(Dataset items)
* Start *
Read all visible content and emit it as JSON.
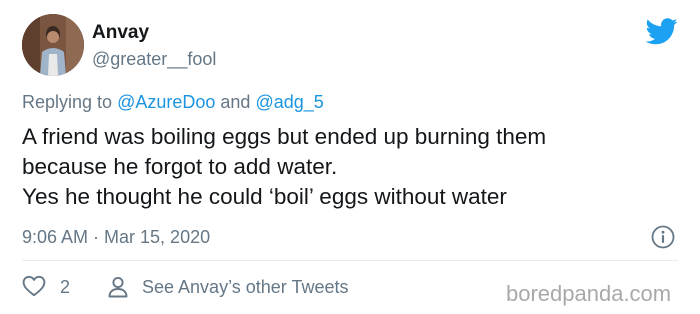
{
  "author": {
    "display_name": "Anvay",
    "handle": "@greater__fool"
  },
  "reply": {
    "prefix": "Replying to ",
    "mention_1": "@AzureDoo",
    "joiner": " and ",
    "mention_2": "@adg_5"
  },
  "tweet": {
    "lines": [
      "A friend was boiling eggs but ended up burning them",
      "because he forgot to add water.",
      "Yes he thought he could ‘boil’ eggs without water"
    ]
  },
  "meta": {
    "timestamp": "9:06 AM · Mar 15, 2020"
  },
  "actions": {
    "like_count": "2",
    "other_tweets_label": "See Anvay’s other Tweets"
  },
  "watermark": "boredpanda.com",
  "icons": {
    "brand": "twitter-bird-icon",
    "info": "info-icon",
    "like": "heart-icon",
    "profile": "person-icon"
  },
  "colors": {
    "twitter_blue": "#1da1f2",
    "mention_blue": "#1b95e0",
    "secondary_text": "#657786",
    "primary_text": "#14171a",
    "divider": "#e6ecf0",
    "watermark": "#a9a9a9"
  }
}
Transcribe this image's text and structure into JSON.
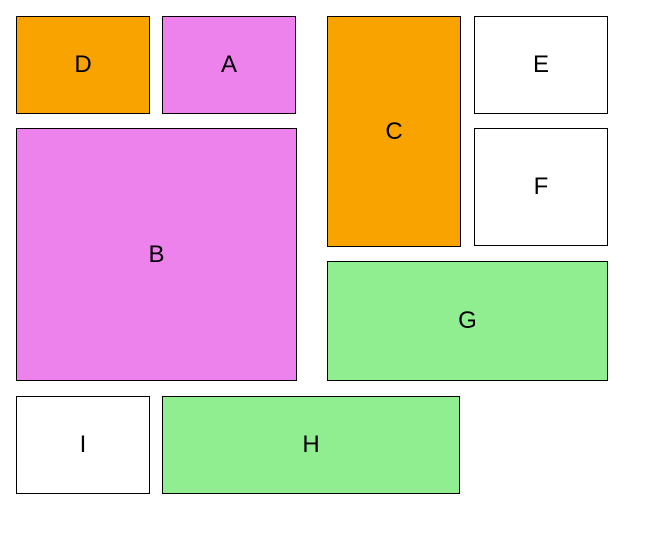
{
  "boxes": {
    "A": {
      "label": "A",
      "color": "violet"
    },
    "B": {
      "label": "B",
      "color": "violet"
    },
    "C": {
      "label": "C",
      "color": "orange"
    },
    "D": {
      "label": "D",
      "color": "orange"
    },
    "E": {
      "label": "E",
      "color": "white"
    },
    "F": {
      "label": "F",
      "color": "white"
    },
    "G": {
      "label": "G",
      "color": "green"
    },
    "H": {
      "label": "H",
      "color": "green"
    },
    "I": {
      "label": "I",
      "color": "white"
    }
  }
}
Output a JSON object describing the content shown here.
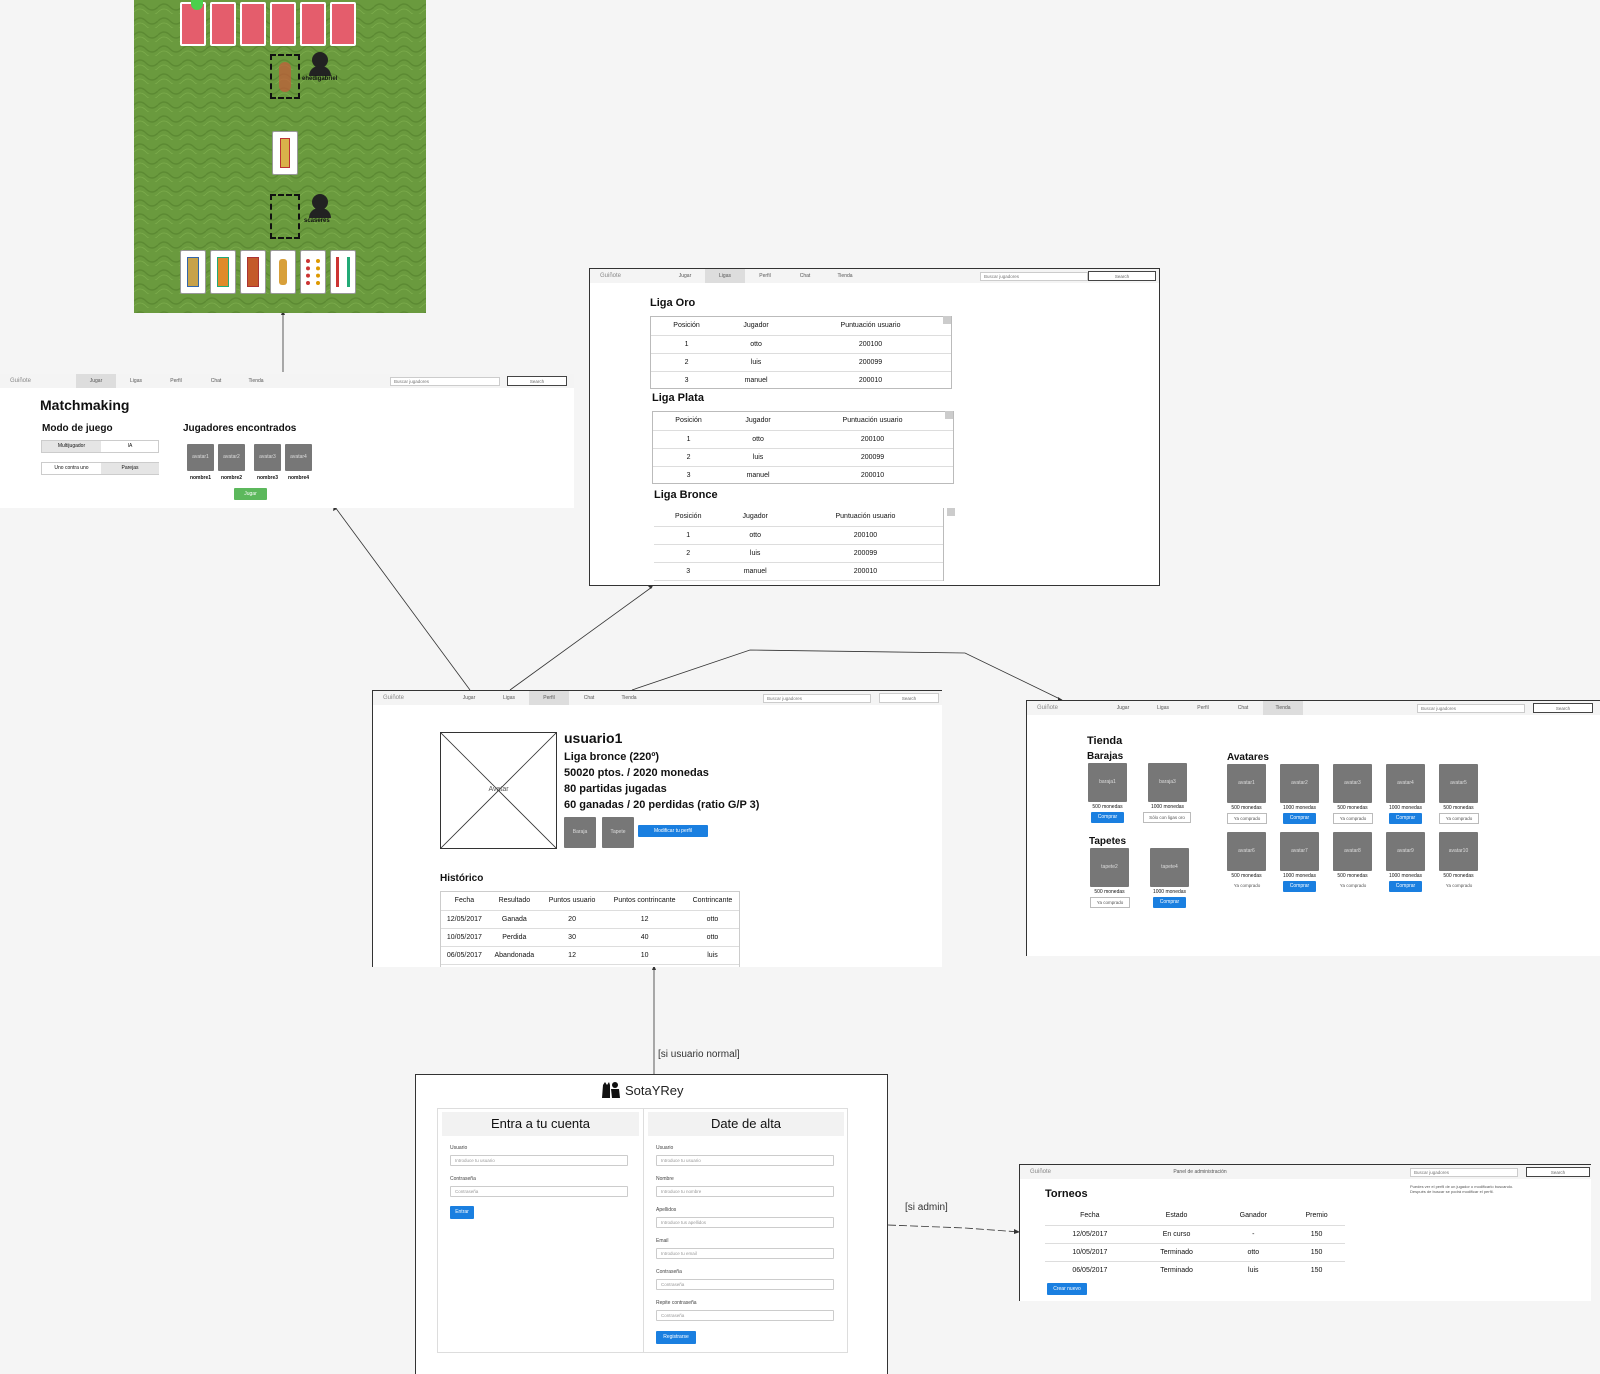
{
  "game_board": {
    "player_top": "ehedigabriel",
    "player_bottom": "scaseres"
  },
  "nav_common": {
    "brand": "Guiñote",
    "items": [
      "Jugar",
      "Ligas",
      "Perfil",
      "Chat",
      "Tienda"
    ],
    "search_placeholder": "Buscar jugadores",
    "search_button": "Search"
  },
  "matchmaking": {
    "title": "Matchmaking",
    "mode_title": "Modo de juego",
    "mode_options": [
      "Multijugador",
      "IA",
      "Uno contra uno",
      "Parejas"
    ],
    "players_title": "Jugadores encontrados",
    "avatars": [
      "avatar1",
      "avatar2",
      "avatar3",
      "avatar4"
    ],
    "names": [
      "nombre1",
      "nombre2",
      "nombre3",
      "nombre4"
    ],
    "play_button": "Jugar"
  },
  "ligas": {
    "leagues": [
      {
        "title": "Liga Oro",
        "headers": [
          "Posición",
          "Jugador",
          "Puntuación usuario"
        ],
        "rows": [
          [
            "1",
            "otto",
            "200100"
          ],
          [
            "2",
            "luis",
            "200099"
          ],
          [
            "3",
            "manuel",
            "200010"
          ]
        ]
      },
      {
        "title": "Liga Plata",
        "headers": [
          "Posición",
          "Jugador",
          "Puntuación usuario"
        ],
        "rows": [
          [
            "1",
            "otto",
            "200100"
          ],
          [
            "2",
            "luis",
            "200099"
          ],
          [
            "3",
            "manuel",
            "200010"
          ]
        ]
      },
      {
        "title": "Liga Bronce",
        "headers": [
          "Posición",
          "Jugador",
          "Puntuación usuario"
        ],
        "rows": [
          [
            "1",
            "otto",
            "200100"
          ],
          [
            "2",
            "luis",
            "200099"
          ],
          [
            "3",
            "manuel",
            "200010"
          ]
        ]
      }
    ]
  },
  "perfil": {
    "avatar_label": "Avatar",
    "username": "usuario1",
    "league": "Liga bronce (220º)",
    "points": "50020 ptos. / 2020 monedas",
    "played": "80 partidas jugadas",
    "record": "60 ganadas / 20 perdidas (ratio G/P 3)",
    "baraja_label": "Baraja",
    "tapete_label": "Tapete",
    "edit_button": "Modificar tu perfil",
    "history_title": "Histórico",
    "history_headers": [
      "Fecha",
      "Resultado",
      "Puntos usuario",
      "Puntos contrincante",
      "Contrincante"
    ],
    "history_rows": [
      [
        "12/05/2017",
        "Ganada",
        "20",
        "12",
        "otto"
      ],
      [
        "10/05/2017",
        "Perdida",
        "30",
        "40",
        "otto"
      ],
      [
        "06/05/2017",
        "Abandonada",
        "12",
        "10",
        "luis"
      ]
    ]
  },
  "tienda": {
    "title": "Tienda",
    "barajas_title": "Barajas",
    "tapetes_title": "Tapetes",
    "avatares_title": "Avatares",
    "barajas": [
      {
        "name": "baraja1",
        "price": "500 monedas",
        "action": "Comprar"
      },
      {
        "name": "baraja3",
        "price": "1000 monedas",
        "action": "Sólo con ligas oro"
      }
    ],
    "tapetes": [
      {
        "name": "tapete2",
        "price": "500 monedas",
        "action": "Ya comprado"
      },
      {
        "name": "tapete4",
        "price": "1000 monedas",
        "action": "Comprar"
      }
    ],
    "avatares": [
      {
        "name": "avatar1",
        "price": "500 monedas",
        "action": "Ya comprado"
      },
      {
        "name": "avatar2",
        "price": "1000 monedas",
        "action": "Comprar"
      },
      {
        "name": "avatar3",
        "price": "500 monedas",
        "action": "Ya comprado"
      },
      {
        "name": "avatar4",
        "price": "1000 monedas",
        "action": "Comprar"
      },
      {
        "name": "avatar5",
        "price": "500 monedas",
        "action": "Ya comprado"
      },
      {
        "name": "avatar6",
        "price": "500 monedas",
        "action": "Ya comprado"
      },
      {
        "name": "avatar7",
        "price": "1000 monedas",
        "action": "Comprar"
      },
      {
        "name": "avatar8",
        "price": "500 monedas",
        "action": "Ya comprado"
      },
      {
        "name": "avatar9",
        "price": "1000 monedas",
        "action": "Comprar"
      },
      {
        "name": "avatar10",
        "price": "500 monedas",
        "action": "Ya comprado"
      }
    ]
  },
  "login": {
    "brand": "SotaYRey",
    "login_title": "Entra a tu cuenta",
    "signup_title": "Date de alta",
    "login_fields": [
      {
        "label": "Usuario",
        "placeholder": "Introduce tu usuario"
      },
      {
        "label": "Contraseña",
        "placeholder": "Contraseña"
      }
    ],
    "login_button": "Entrar",
    "signup_fields": [
      {
        "label": "Usuario",
        "placeholder": "Introduce tu usuario"
      },
      {
        "label": "Nombre",
        "placeholder": "Introduce tu nombre"
      },
      {
        "label": "Apellidos",
        "placeholder": "Introduce tus apellidos"
      },
      {
        "label": "Email",
        "placeholder": "Introduce tu email"
      },
      {
        "label": "Contraseña",
        "placeholder": "Contraseña"
      },
      {
        "label": "Repite contraseña",
        "placeholder": "Contraseña"
      }
    ],
    "signup_button": "Registrarse"
  },
  "edge_labels": {
    "normal_user": "[si usuario normal]",
    "admin": "[si admin]"
  },
  "admin": {
    "nav_center": "Panel de administración",
    "search_placeholder": "Buscar jugadores",
    "search_button": "Search",
    "note": "Puedes ver el perfil de un jugador o modificarlo buscando. Después de buscar se podrá modificar el perfil.",
    "title": "Torneos",
    "headers": [
      "Fecha",
      "Estado",
      "Ganador",
      "Premio"
    ],
    "rows": [
      [
        "12/05/2017",
        "En curso",
        "-",
        "150"
      ],
      [
        "10/05/2017",
        "Terminado",
        "otto",
        "150"
      ],
      [
        "06/05/2017",
        "Terminado",
        "luis",
        "150"
      ]
    ],
    "new_button": "Crear nuevo"
  }
}
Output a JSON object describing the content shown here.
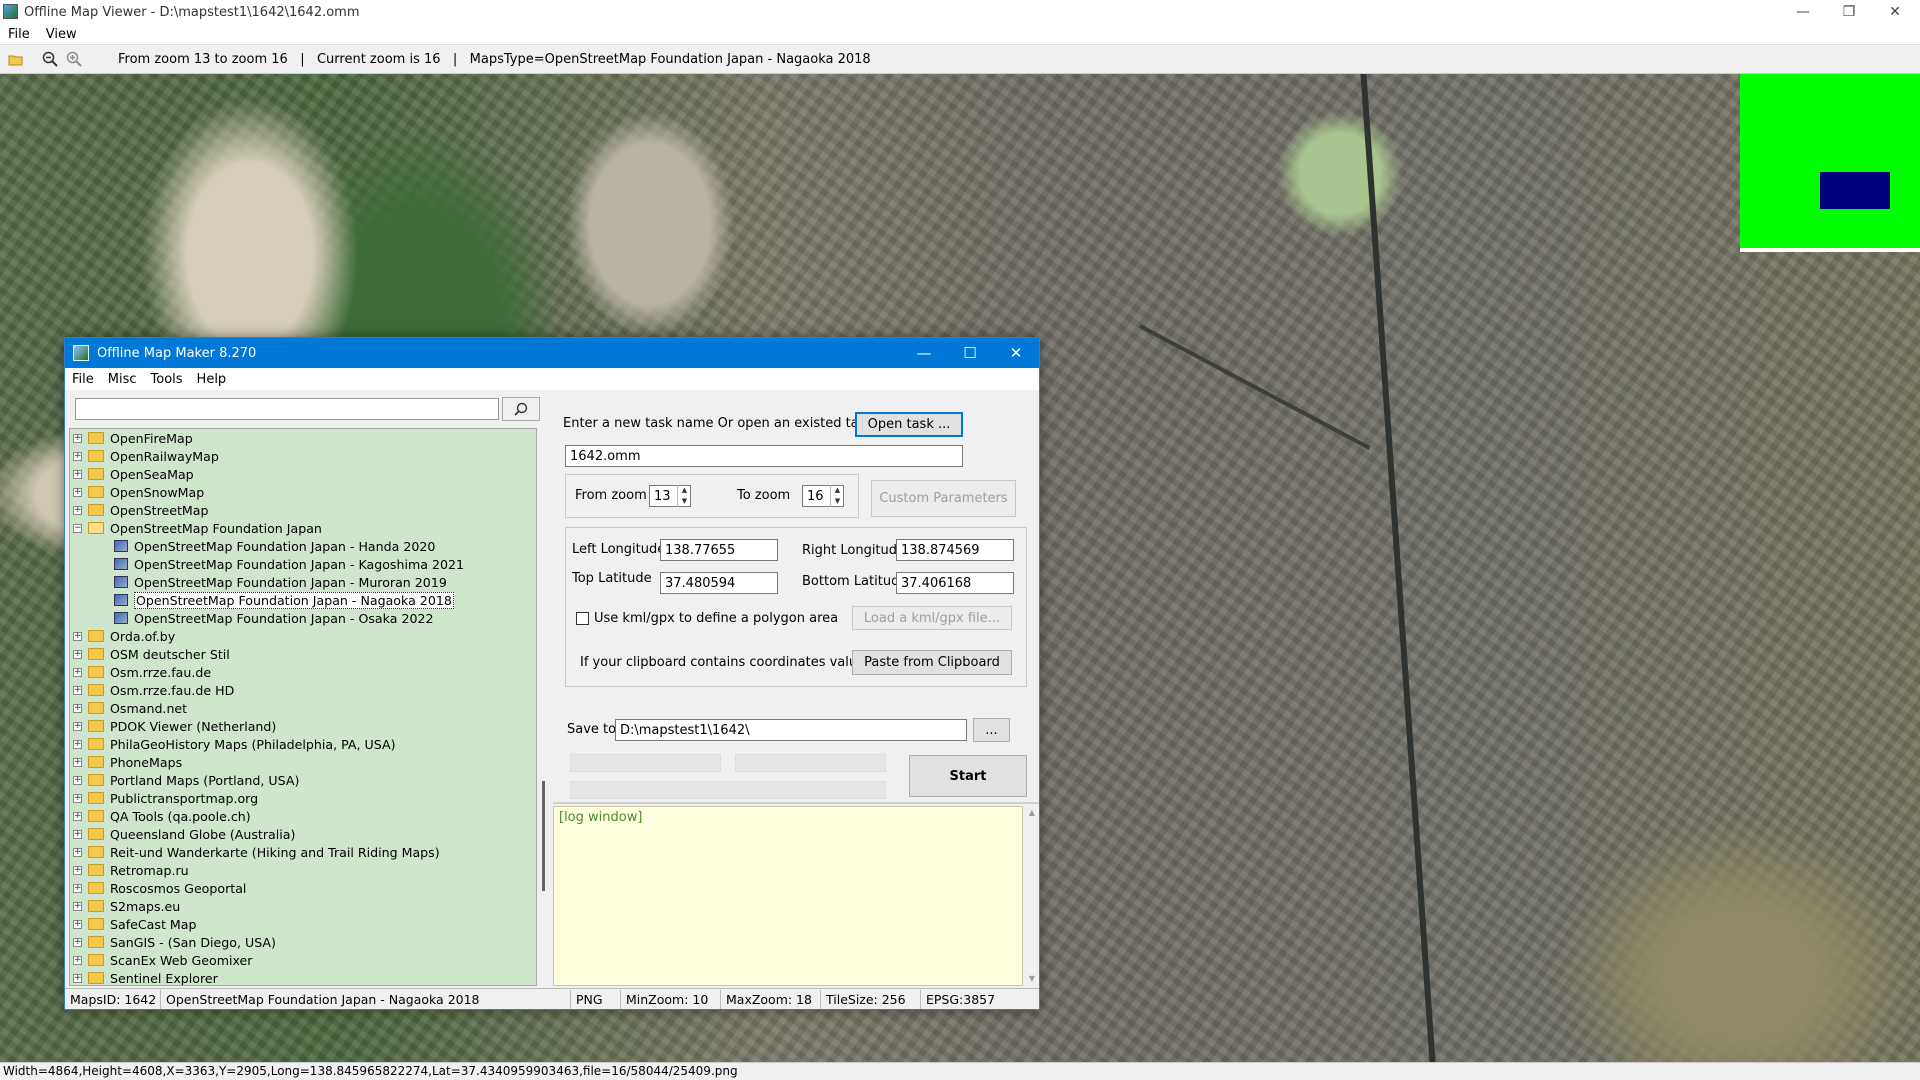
* End *
**What is expected:** Print each line of the material above exactly, with the pictures removed from your copy.

**Answer to this exercise:**
Read all visible content and emit it as JSON.
{
  "author": {
    "display_name": "Anvay",
    "handle": "@greater__fool"
  },
  "reply": {
    "prefix": "Replying to ",
    "mention_1": "@AzureDoo",
    "joiner": " and ",
    "mention_2": "@adg_5"
  },
  "tweet": {
    "lines": [
      "A friend was boiling eggs but ended up burning them",
      "because he forgot to add water.",
      "Yes he thought he could ‘boil’ eggs without water"
    ]
  },
  "meta": {
    "timestamp": "9:06 AM · Mar 15, 2020"
  },
  "actions": {
    "like_count": "2",
    "other_tweets_label": "See Anvay’s other Tweets"
  },
  "watermark": "boredpanda.com",
  "icons": {
    "brand": "twitter-bird-icon",
    "info": "info-icon",
    "like": "heart-icon",
    "profile": "person-icon"
  },
  "colors": {
    "twitter_blue": "#1da1f2",
    "mention_blue": "#1b95e0",
    "secondary_text": "#657786",
    "primary_text": "#14171a",
    "divider": "#e6ecf0",
    "watermark": "#a9a9a9"
  }
}
Transcribe this image's text and structure into JSON.
{
  "boxes": {
    "A": {
      "label": "A",
      "color": "violet"
    },
    "B": {
      "label": "B",
      "color": "violet"
    },
    "C": {
      "label": "C",
      "color": "orange"
    },
    "D": {
      "label": "D",
      "color": "orange"
    },
    "E": {
      "label": "E",
      "color": "white"
    },
    "F": {
      "label": "F",
      "color": "white"
    },
    "G": {
      "label": "G",
      "color": "green"
    },
    "H": {
      "label": "H",
      "color": "green"
    },
    "I": {
      "label": "I",
      "color": "white"
    }
  }
}
Output a JSON object describing the content shown here.
{
  "game_board": {
    "player_top": "ehedigabriel",
    "player_bottom": "scaseres"
  },
  "nav_common": {
    "brand": "Guiñote",
    "items": [
      "Jugar",
      "Ligas",
      "Perfil",
      "Chat",
      "Tienda"
    ],
    "search_placeholder": "Buscar jugadores",
    "search_button": "Search"
  },
  "matchmaking": {
    "title": "Matchmaking",
    "mode_title": "Modo de juego",
    "mode_options": [
      "Multijugador",
      "IA",
      "Uno contra uno",
      "Parejas"
    ],
    "players_title": "Jugadores encontrados",
    "avatars": [
      "avatar1",
      "avatar2",
      "avatar3",
      "avatar4"
    ],
    "names": [
      "nombre1",
      "nombre2",
      "nombre3",
      "nombre4"
    ],
    "play_button": "Jugar"
  },
  "ligas": {
    "leagues": [
      {
        "title": "Liga Oro",
        "headers": [
          "Posición",
          "Jugador",
          "Puntuación usuario"
        ],
        "rows": [
          [
            "1",
            "otto",
            "200100"
          ],
          [
            "2",
            "luis",
            "200099"
          ],
          [
            "3",
            "manuel",
            "200010"
          ]
        ]
      },
      {
        "title": "Liga Plata",
        "headers": [
          "Posición",
          "Jugador",
          "Puntuación usuario"
        ],
        "rows": [
          [
            "1",
            "otto",
            "200100"
          ],
          [
            "2",
            "luis",
            "200099"
          ],
          [
            "3",
            "manuel",
            "200010"
          ]
        ]
      },
      {
        "title": "Liga Bronce",
        "headers": [
          "Posición",
          "Jugador",
          "Puntuación usuario"
        ],
        "rows": [
          [
            "1",
            "otto",
            "200100"
          ],
          [
            "2",
            "luis",
            "200099"
          ],
          [
            "3",
            "manuel",
            "200010"
          ]
        ]
      }
    ]
  },
  "perfil": {
    "avatar_label": "Avatar",
    "username": "usuario1",
    "league": "Liga bronce (220º)",
    "points": "50020 ptos. / 2020 monedas",
    "played": "80 partidas jugadas",
    "record": "60 ganadas / 20 perdidas (ratio G/P 3)",
    "baraja_label": "Baraja",
    "tapete_label": "Tapete",
    "edit_button": "Modificar tu perfil",
    "history_title": "Histórico",
    "history_headers": [
      "Fecha",
      "Resultado",
      "Puntos usuario",
      "Puntos contrincante",
      "Contrincante"
    ],
    "history_rows": [
      [
        "12/05/2017",
        "Ganada",
        "20",
        "12",
        "otto"
      ],
      [
        "10/05/2017",
        "Perdida",
        "30",
        "40",
        "otto"
      ],
      [
        "06/05/2017",
        "Abandonada",
        "12",
        "10",
        "luis"
      ]
    ]
  },
  "tienda": {
    "title": "Tienda",
    "barajas_title": "Barajas",
    "tapetes_title": "Tapetes",
    "avatares_title": "Avatares",
    "barajas": [
      {
        "name": "baraja1",
        "price": "500 monedas",
        "action": "Comprar"
      },
      {
        "name": "baraja3",
        "price": "1000 monedas",
        "action": "Sólo con ligas oro"
      }
    ],
    "tapetes": [
      {
        "name": "tapete2",
        "price": "500 monedas",
        "action": "Ya comprado"
      },
      {
        "name": "tapete4",
        "price": "1000 monedas",
        "action": "Comprar"
      }
    ],
    "avatares": [
      {
        "name": "avatar1",
        "price": "500 monedas",
        "action": "Ya comprado"
      },
      {
        "name": "avatar2",
        "price": "1000 monedas",
        "action": "Comprar"
      },
      {
        "name": "avatar3",
        "price": "500 monedas",
        "action": "Ya comprado"
      },
      {
        "name": "avatar4",
        "price": "1000 monedas",
        "action": "Comprar"
      },
      {
        "name": "avatar5",
        "price": "500 monedas",
        "action": "Ya comprado"
      },
      {
        "name": "avatar6",
        "price": "500 monedas",
        "action": "Ya comprado"
      },
      {
        "name": "avatar7",
        "price": "1000 monedas",
        "action": "Comprar"
      },
      {
        "name": "avatar8",
        "price": "500 monedas",
        "action": "Ya comprado"
      },
      {
        "name": "avatar9",
        "price": "1000 monedas",
        "action": "Comprar"
      },
      {
        "name": "avatar10",
        "price": "500 monedas",
        "action": "Ya comprado"
      }
    ]
  },
  "login": {
    "brand": "SotaYRey",
    "login_title": "Entra a tu cuenta",
    "signup_title": "Date de alta",
    "login_fields": [
      {
        "label": "Usuario",
        "placeholder": "Introduce tu usuario"
      },
      {
        "label": "Contraseña",
        "placeholder": "Contraseña"
      }
    ],
    "login_button": "Entrar",
    "signup_fields": [
      {
        "label": "Usuario",
        "placeholder": "Introduce tu usuario"
      },
      {
        "label": "Nombre",
        "placeholder": "Introduce tu nombre"
      },
      {
        "label": "Apellidos",
        "placeholder": "Introduce tus apellidos"
      },
      {
        "label": "Email",
        "placeholder": "Introduce tu email"
      },
      {
        "label": "Contraseña",
        "placeholder": "Contraseña"
      },
      {
        "label": "Repite contraseña",
        "placeholder": "Contraseña"
      }
    ],
    "signup_button": "Registrarse"
  },
  "edge_labels": {
    "normal_user": "[si usuario normal]",
    "admin": "[si admin]"
  },
  "admin": {
    "nav_center": "Panel de administración",
    "search_placeholder": "Buscar jugadores",
    "search_button": "Search",
    "note": "Puedes ver el perfil de un jugador o modificarlo buscando. Después de buscar se podrá modificar el perfil.",
    "title": "Torneos",
    "headers": [
      "Fecha",
      "Estado",
      "Ganador",
      "Premio"
    ],
    "rows": [
      [
        "12/05/2017",
        "En curso",
        "-",
        "150"
      ],
      [
        "10/05/2017",
        "Terminado",
        "otto",
        "150"
      ],
      [
        "06/05/2017",
        "Terminado",
        "luis",
        "150"
      ]
    ],
    "new_button": "Crear nuevo"
  }
}
Output a JSON object describing the content shown here.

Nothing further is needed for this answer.